* **Input data**:
╭──

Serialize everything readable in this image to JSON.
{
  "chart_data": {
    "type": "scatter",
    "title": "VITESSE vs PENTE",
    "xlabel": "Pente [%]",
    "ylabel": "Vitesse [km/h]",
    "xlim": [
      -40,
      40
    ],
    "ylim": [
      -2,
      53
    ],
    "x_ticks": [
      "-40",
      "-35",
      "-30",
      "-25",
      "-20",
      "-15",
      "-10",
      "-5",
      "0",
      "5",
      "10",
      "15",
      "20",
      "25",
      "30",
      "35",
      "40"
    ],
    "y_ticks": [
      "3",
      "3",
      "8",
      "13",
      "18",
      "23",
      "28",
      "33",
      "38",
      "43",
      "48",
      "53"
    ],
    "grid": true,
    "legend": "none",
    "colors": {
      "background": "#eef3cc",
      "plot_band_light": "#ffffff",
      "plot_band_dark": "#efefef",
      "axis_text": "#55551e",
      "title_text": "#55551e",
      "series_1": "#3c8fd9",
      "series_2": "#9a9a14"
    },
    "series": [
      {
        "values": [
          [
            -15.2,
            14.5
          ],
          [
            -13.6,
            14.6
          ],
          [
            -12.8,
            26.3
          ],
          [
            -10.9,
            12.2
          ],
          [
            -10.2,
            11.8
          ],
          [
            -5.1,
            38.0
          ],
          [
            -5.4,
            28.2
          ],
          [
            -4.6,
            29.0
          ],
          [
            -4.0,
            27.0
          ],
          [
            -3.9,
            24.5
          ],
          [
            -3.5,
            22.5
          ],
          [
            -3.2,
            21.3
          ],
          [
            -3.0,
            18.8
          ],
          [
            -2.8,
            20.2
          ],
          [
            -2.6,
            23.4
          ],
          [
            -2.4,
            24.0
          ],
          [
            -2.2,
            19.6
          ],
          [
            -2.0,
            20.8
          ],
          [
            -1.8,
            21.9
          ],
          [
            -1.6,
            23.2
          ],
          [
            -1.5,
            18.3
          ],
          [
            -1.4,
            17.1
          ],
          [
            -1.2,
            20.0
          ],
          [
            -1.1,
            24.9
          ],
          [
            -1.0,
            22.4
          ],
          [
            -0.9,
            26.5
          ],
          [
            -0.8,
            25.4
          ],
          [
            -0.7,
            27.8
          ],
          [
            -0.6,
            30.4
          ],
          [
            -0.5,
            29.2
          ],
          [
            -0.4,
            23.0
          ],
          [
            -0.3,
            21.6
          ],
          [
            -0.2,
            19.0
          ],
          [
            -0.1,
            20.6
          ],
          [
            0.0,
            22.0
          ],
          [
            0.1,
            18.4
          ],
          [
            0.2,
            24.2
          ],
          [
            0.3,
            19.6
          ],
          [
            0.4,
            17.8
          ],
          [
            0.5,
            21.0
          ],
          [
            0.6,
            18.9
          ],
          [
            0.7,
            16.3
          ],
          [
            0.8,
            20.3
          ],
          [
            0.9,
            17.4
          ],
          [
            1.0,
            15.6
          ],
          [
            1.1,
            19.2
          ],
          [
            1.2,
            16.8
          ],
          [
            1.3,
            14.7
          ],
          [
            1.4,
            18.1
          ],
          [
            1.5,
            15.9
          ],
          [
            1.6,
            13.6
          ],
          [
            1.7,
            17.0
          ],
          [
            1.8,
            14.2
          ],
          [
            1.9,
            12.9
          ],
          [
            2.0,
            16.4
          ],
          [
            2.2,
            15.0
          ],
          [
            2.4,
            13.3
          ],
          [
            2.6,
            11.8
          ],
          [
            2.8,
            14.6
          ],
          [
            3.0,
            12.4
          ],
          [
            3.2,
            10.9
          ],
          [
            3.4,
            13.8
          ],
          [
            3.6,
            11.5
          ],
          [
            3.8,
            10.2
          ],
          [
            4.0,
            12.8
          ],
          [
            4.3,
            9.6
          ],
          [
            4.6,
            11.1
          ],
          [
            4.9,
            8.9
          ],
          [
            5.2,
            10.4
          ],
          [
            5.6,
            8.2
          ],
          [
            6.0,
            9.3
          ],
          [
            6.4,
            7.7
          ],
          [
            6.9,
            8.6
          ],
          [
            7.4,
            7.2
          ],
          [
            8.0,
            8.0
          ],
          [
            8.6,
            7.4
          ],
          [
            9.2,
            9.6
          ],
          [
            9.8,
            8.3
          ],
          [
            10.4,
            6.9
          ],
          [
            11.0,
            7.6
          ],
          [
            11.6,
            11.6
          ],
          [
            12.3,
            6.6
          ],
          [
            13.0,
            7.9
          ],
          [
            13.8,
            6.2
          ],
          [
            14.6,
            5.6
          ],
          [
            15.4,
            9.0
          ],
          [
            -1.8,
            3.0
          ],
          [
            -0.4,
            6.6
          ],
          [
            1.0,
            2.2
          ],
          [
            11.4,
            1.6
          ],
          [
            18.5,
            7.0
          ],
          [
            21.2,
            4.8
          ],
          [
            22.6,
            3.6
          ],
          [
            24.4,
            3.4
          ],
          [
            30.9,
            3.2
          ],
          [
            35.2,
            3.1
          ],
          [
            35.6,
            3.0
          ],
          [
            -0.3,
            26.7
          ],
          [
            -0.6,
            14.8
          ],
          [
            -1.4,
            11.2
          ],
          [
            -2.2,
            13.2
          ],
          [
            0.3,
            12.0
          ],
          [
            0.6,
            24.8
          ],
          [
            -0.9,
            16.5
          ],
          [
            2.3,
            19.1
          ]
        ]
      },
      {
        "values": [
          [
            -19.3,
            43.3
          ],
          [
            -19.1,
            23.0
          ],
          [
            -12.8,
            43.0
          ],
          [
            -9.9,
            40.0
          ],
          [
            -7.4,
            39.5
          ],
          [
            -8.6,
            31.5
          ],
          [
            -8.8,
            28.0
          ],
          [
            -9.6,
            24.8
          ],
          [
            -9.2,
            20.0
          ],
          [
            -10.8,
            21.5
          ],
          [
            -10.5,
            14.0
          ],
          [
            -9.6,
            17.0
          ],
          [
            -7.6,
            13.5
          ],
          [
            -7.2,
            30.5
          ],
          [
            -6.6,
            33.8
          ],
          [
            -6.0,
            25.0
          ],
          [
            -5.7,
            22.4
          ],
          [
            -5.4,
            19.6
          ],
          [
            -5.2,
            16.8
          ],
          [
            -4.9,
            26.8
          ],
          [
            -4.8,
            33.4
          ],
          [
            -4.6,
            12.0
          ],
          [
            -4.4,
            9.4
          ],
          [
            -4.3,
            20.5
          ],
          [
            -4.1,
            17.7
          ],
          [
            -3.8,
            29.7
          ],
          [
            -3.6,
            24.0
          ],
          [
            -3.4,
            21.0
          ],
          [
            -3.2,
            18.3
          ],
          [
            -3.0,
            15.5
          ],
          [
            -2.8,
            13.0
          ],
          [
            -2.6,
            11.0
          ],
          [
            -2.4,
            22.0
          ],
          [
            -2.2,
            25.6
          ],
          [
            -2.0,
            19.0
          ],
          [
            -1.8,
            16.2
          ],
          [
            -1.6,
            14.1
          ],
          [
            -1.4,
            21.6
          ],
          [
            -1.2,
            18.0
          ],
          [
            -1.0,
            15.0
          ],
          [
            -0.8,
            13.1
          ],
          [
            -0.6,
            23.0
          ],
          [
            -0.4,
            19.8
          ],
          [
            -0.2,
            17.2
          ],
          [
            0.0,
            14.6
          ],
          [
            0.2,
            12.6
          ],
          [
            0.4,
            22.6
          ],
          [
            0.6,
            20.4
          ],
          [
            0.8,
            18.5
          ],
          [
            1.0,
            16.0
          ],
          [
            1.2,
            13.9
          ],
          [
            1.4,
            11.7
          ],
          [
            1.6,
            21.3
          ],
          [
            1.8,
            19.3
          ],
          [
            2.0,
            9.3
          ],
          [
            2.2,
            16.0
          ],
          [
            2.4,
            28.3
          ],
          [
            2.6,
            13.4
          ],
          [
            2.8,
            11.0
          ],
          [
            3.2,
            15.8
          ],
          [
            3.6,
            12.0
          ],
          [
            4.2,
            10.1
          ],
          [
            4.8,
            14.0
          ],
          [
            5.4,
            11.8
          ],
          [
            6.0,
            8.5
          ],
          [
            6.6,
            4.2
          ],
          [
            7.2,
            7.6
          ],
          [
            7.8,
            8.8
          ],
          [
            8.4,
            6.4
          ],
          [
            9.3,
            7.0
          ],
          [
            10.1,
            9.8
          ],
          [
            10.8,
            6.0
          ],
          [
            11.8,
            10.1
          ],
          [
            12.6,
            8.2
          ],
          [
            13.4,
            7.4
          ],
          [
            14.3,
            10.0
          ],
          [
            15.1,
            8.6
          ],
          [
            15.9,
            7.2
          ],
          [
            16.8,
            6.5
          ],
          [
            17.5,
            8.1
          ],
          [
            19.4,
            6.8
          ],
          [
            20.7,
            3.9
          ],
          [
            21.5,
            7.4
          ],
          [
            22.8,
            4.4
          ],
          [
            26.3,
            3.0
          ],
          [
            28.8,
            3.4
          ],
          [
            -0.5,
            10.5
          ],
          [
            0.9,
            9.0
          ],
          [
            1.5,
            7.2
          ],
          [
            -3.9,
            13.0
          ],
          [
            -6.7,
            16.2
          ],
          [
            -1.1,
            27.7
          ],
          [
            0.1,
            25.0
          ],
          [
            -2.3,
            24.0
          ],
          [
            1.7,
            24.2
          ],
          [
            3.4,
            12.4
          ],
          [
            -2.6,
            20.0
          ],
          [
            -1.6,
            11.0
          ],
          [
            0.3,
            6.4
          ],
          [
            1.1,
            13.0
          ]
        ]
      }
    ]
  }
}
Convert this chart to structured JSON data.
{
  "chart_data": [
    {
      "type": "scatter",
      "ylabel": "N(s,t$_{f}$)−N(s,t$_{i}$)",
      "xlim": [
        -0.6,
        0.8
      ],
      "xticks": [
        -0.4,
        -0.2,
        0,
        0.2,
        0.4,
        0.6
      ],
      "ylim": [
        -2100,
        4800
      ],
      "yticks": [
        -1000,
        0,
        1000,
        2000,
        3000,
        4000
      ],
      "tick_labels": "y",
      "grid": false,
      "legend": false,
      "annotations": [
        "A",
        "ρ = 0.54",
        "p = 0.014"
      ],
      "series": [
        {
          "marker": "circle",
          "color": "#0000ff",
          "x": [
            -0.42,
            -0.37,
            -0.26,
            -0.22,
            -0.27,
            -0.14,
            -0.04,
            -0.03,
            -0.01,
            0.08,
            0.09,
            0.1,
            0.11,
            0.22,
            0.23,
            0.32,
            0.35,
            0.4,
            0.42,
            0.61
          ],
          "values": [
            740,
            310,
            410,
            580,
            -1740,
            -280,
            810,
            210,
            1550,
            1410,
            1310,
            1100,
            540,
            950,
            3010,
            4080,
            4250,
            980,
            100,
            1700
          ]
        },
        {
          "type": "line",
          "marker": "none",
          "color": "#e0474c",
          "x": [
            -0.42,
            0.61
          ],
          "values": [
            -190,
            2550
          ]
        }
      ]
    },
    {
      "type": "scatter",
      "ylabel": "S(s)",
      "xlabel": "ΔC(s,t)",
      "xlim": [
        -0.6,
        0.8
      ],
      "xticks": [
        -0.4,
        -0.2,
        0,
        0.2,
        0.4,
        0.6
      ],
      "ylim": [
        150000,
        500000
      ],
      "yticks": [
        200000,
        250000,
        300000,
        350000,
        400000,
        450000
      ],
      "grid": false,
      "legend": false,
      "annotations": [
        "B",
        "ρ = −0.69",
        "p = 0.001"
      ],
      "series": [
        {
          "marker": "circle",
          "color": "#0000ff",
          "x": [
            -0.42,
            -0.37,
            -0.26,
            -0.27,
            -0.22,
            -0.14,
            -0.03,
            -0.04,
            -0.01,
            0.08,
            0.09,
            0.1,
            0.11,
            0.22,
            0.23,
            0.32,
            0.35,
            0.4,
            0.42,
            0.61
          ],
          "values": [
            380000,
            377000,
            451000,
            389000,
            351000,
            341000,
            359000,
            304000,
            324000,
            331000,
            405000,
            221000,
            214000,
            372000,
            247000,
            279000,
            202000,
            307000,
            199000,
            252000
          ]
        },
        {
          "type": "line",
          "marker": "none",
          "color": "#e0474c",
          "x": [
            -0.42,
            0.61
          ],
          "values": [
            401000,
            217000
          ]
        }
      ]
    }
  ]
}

╰──

* **What you need to do**: Look through the entries and find each line that has the string "this". Copy those lines.

* **Exercise output**:
Serialize everything readable in this image to JSON.
Convert this chart to structured JSON data.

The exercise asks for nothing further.